* [Data records]:
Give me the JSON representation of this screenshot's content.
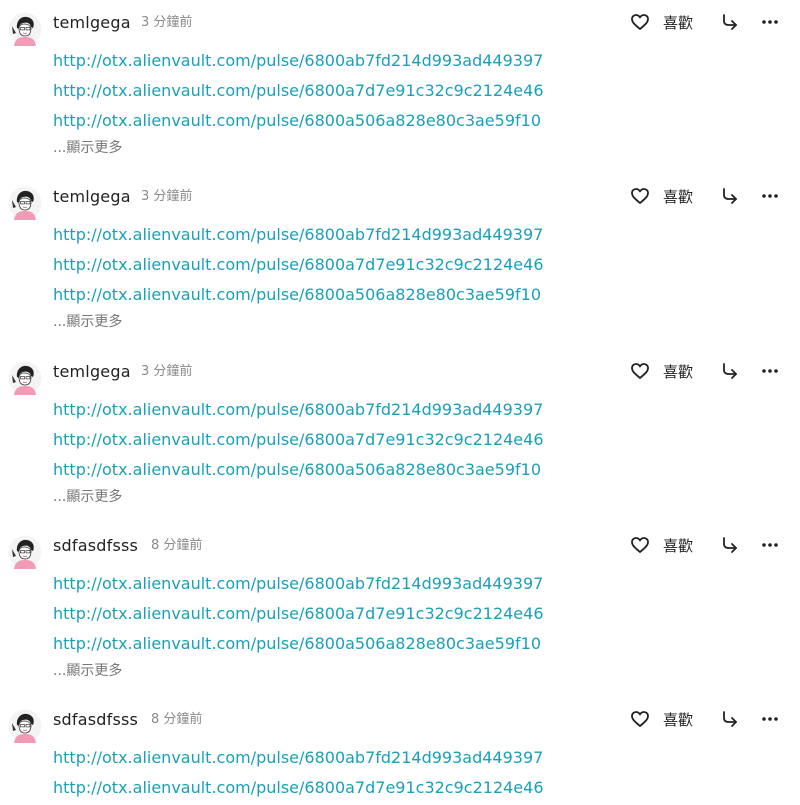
{
  "feed": {
    "like_label": "喜歡",
    "show_more_label": "...顯示更多",
    "colors": {
      "link": "#1aa0b8",
      "username": "#222222",
      "timestamp": "#8a8a8a",
      "show_more": "#777777"
    },
    "icons": {
      "like": "heart-outline-icon",
      "share": "share-arrow-icon",
      "more": "more-dots-icon",
      "avatar": "cartoon-person-avatar"
    },
    "posts": [
      {
        "username": "temlgega",
        "time": "3 分鐘前",
        "links": [
          "http://otx.alienvault.com/pulse/6800ab7fd214d993ad449397",
          "http://otx.alienvault.com/pulse/6800a7d7e91c32c9c2124e46",
          "http://otx.alienvault.com/pulse/6800a506a828e80c3ae59f10"
        ]
      },
      {
        "username": "temlgega",
        "time": "3 分鐘前",
        "links": [
          "http://otx.alienvault.com/pulse/6800ab7fd214d993ad449397",
          "http://otx.alienvault.com/pulse/6800a7d7e91c32c9c2124e46",
          "http://otx.alienvault.com/pulse/6800a506a828e80c3ae59f10"
        ]
      },
      {
        "username": "temlgega",
        "time": "3 分鐘前",
        "links": [
          "http://otx.alienvault.com/pulse/6800ab7fd214d993ad449397",
          "http://otx.alienvault.com/pulse/6800a7d7e91c32c9c2124e46",
          "http://otx.alienvault.com/pulse/6800a506a828e80c3ae59f10"
        ]
      },
      {
        "username": "sdfasdfsss",
        "time": "8 分鐘前",
        "links": [
          "http://otx.alienvault.com/pulse/6800ab7fd214d993ad449397",
          "http://otx.alienvault.com/pulse/6800a7d7e91c32c9c2124e46",
          "http://otx.alienvault.com/pulse/6800a506a828e80c3ae59f10"
        ]
      },
      {
        "username": "sdfasdfsss",
        "time": "8 分鐘前",
        "links": [
          "http://otx.alienvault.com/pulse/6800ab7fd214d993ad449397",
          "http://otx.alienvault.com/pulse/6800a7d7e91c32c9c2124e46"
        ]
      }
    ]
  }
}
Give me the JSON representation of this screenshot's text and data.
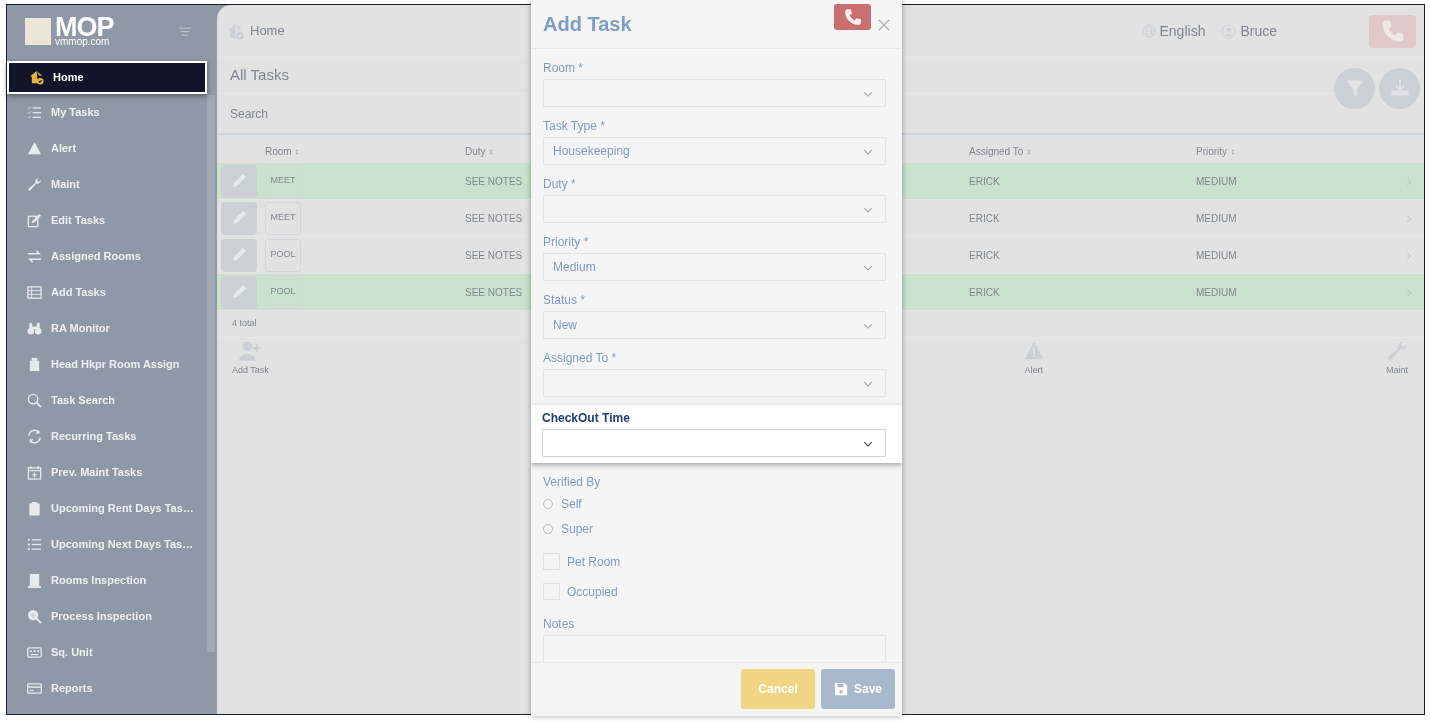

* [Written request]: State the count of lines above containing the string "JSON", and add nothing to it.

* [Written reply]: 2